(Dati registrati)
○ ○ ○ ○

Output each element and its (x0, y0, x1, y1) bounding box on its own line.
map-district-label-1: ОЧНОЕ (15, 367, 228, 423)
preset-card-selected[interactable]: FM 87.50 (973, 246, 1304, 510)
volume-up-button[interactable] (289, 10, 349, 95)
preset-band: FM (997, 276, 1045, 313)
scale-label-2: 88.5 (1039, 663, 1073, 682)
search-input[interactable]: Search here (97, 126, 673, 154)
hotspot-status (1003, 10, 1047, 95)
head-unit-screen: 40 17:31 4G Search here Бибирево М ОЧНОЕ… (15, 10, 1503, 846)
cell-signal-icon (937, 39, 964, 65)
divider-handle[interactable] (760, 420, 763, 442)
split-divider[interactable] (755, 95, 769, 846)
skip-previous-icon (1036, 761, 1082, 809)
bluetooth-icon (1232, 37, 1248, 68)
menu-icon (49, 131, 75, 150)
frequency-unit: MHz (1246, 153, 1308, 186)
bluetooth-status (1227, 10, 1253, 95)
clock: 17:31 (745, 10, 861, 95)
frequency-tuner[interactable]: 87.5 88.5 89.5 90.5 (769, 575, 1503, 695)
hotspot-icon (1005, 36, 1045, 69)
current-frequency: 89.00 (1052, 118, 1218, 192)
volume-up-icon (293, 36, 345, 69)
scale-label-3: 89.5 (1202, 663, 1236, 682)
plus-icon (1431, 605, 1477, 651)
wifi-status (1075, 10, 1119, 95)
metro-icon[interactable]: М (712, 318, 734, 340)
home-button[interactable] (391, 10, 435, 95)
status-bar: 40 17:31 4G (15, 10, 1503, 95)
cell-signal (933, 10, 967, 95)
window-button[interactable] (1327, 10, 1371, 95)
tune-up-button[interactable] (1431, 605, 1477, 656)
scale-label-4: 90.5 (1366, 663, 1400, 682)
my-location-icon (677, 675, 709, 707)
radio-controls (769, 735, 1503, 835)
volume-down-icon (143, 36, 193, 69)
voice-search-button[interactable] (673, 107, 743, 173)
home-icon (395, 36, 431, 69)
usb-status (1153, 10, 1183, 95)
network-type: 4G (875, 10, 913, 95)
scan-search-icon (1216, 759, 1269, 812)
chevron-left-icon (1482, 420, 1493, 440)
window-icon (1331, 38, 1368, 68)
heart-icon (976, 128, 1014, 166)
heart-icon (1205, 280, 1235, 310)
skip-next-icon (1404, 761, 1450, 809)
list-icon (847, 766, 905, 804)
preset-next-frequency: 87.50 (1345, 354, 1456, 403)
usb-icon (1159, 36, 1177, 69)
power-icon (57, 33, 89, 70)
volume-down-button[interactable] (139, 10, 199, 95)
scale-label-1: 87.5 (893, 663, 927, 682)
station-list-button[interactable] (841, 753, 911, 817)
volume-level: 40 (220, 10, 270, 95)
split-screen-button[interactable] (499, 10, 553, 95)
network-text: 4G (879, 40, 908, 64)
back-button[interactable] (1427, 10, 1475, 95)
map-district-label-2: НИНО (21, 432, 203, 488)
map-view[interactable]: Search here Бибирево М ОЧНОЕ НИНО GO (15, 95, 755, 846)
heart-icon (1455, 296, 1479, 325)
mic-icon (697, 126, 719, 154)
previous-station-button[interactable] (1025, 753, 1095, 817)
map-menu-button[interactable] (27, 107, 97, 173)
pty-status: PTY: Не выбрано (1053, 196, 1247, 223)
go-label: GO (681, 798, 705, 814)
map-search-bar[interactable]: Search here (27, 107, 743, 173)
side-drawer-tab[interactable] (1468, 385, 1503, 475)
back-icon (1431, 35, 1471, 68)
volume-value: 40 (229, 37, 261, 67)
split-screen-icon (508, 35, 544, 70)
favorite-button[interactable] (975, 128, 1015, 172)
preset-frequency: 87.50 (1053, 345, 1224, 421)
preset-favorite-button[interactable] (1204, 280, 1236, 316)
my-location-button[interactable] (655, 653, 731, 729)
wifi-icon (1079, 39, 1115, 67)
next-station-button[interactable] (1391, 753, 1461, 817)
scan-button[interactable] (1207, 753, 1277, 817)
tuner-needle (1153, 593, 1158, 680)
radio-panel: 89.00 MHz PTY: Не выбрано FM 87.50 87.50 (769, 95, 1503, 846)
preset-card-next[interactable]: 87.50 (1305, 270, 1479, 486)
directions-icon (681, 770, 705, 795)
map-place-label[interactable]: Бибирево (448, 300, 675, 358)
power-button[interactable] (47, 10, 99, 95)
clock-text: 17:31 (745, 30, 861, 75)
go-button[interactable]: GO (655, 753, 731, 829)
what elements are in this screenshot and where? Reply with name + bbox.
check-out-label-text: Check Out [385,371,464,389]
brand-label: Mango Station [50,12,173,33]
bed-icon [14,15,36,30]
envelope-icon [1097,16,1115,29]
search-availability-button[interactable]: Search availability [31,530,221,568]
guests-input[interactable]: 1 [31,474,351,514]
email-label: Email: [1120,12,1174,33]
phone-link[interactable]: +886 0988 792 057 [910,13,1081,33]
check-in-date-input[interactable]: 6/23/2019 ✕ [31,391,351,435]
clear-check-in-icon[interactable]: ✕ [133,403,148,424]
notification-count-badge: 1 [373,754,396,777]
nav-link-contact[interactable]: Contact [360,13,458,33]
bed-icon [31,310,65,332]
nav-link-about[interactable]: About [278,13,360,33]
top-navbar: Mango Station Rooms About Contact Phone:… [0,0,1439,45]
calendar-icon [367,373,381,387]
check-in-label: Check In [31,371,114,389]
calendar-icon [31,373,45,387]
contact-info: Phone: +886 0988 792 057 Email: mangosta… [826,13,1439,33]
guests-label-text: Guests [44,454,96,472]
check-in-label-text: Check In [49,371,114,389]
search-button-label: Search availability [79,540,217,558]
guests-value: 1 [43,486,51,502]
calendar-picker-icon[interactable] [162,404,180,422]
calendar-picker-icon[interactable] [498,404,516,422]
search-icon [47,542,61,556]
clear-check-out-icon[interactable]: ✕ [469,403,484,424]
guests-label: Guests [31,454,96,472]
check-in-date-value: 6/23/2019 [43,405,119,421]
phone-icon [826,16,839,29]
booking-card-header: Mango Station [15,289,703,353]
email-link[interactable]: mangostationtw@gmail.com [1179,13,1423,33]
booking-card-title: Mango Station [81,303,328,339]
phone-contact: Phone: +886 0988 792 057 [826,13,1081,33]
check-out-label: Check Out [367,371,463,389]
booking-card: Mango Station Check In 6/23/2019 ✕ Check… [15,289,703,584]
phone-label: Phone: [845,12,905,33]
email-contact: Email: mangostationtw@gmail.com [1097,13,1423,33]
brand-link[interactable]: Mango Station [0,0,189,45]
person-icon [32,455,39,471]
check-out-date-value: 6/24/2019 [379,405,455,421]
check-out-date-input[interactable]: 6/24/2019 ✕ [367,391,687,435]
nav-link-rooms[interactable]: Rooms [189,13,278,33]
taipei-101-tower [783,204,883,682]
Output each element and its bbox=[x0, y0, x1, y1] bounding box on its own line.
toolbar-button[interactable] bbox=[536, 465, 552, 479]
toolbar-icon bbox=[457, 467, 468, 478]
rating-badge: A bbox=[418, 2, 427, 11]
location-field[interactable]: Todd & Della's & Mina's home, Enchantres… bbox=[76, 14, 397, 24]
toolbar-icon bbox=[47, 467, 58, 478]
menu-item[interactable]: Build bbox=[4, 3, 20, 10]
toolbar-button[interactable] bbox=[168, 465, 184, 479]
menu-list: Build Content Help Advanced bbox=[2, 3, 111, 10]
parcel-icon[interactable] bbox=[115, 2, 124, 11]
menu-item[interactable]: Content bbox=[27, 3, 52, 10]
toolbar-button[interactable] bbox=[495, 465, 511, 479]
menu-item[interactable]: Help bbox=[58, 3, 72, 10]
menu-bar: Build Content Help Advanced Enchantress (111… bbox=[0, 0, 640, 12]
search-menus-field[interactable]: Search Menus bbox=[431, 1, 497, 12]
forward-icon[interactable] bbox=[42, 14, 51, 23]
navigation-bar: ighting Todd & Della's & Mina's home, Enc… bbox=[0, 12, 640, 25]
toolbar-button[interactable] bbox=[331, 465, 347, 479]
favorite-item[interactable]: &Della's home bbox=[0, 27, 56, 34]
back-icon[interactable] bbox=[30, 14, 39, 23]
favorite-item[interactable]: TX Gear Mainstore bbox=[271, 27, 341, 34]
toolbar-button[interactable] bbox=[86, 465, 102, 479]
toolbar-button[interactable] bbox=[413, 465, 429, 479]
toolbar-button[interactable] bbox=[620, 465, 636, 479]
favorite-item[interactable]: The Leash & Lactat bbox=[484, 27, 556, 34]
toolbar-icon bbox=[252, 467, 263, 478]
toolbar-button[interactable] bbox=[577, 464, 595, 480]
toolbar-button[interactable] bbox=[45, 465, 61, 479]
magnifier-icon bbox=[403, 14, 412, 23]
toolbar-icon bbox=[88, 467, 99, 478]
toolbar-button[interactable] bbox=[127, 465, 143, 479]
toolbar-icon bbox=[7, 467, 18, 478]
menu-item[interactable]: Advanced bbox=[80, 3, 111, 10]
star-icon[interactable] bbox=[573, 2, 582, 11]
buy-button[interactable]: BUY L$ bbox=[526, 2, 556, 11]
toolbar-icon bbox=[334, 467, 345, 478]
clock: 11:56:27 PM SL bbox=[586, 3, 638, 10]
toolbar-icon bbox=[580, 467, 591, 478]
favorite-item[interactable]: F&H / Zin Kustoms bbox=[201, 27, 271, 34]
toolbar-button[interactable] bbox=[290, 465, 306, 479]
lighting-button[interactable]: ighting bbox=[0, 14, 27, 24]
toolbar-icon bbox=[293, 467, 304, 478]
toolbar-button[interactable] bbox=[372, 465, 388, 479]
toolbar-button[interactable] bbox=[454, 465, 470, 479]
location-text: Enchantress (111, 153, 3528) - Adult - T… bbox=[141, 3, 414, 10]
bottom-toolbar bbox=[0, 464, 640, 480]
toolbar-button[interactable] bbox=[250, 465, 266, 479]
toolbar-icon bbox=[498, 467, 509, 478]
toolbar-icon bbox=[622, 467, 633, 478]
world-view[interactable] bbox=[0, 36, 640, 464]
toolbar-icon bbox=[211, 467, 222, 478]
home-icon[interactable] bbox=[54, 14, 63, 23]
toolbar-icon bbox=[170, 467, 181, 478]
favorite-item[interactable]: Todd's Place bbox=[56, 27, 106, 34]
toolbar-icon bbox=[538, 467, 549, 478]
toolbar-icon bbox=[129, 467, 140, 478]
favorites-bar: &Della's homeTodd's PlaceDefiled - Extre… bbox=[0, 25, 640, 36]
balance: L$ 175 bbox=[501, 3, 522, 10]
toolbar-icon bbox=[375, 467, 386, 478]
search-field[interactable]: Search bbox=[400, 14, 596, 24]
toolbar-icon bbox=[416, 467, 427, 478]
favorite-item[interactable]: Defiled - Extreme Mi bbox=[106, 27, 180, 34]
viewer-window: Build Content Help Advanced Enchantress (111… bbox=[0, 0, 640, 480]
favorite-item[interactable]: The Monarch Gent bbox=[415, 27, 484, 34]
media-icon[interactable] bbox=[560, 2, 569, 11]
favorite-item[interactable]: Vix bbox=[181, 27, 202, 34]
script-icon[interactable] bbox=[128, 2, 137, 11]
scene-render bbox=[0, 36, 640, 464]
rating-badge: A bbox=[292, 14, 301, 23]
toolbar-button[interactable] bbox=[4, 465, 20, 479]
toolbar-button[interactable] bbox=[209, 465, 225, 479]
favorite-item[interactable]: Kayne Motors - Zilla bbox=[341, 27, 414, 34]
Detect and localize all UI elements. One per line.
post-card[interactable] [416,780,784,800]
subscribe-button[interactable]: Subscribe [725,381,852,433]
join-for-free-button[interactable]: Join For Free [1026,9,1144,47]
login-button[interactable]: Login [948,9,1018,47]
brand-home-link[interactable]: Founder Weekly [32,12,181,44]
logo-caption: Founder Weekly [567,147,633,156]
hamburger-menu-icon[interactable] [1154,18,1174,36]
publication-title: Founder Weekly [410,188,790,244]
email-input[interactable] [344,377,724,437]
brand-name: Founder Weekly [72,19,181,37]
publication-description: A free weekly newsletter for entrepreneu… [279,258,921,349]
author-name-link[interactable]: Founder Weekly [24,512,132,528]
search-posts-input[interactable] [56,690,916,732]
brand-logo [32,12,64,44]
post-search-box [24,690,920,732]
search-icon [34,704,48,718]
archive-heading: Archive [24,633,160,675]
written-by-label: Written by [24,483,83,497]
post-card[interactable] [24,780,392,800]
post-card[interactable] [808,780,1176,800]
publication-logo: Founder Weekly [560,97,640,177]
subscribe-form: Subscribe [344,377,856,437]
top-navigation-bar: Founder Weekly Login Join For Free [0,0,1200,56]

○ ○ ○ ○

§ Consegna
Estrai dai dati riportati sopra tutte le righe che contengono la stringa "mangostationtw", distinguendo tra maiuscole e minuscole.

§ Soluzione
email-link[interactable]: mangostationtw@gmail.com [1179,13,1423,33]
email-contact: Email: mangostationtw@gmail.com [1097,13,1423,33]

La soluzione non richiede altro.